Report all lines holding "frac".

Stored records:
-.-.-
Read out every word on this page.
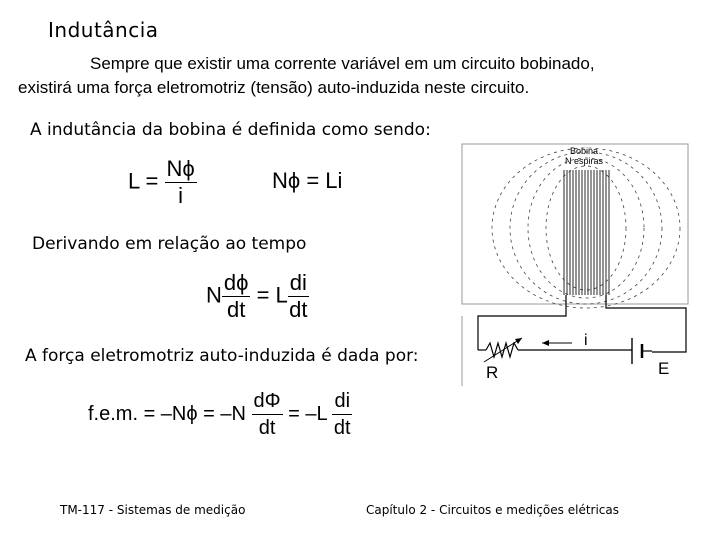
Indutância
Sempre que existir uma corrente variável em um circuito bobinado,
existirá uma força eletromotriz (tensão) auto-induzida neste circuito.
A indutância da bobina é definida como sendo:
$L = \frac{N\phi}{i}$	Nϕ = Li
Derivando em relação ao tempo
N $\frac{d\phi}{dt} = L \frac{di}{dt}$
A força eletromotriz auto-induzida é dada por:
f.e.m. = $-N\phi = -N \frac{d\Phi}{dt} = -L \frac{di}{dt}$
Bobina
N espiras
i
R	E
TM-117 - Sistemas de medição	Capítulo 2 - Circuitos e medições elétricas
-.-.-
* Finished answer *
$L = \frac{N\phi}{i}$	Nϕ = Li
N $\frac{d\phi}{dt} = L \frac{di}{dt}$
f.e.m. = $-N\phi = -N \frac{d\Phi}{dt} = -L \frac{di}{dt}$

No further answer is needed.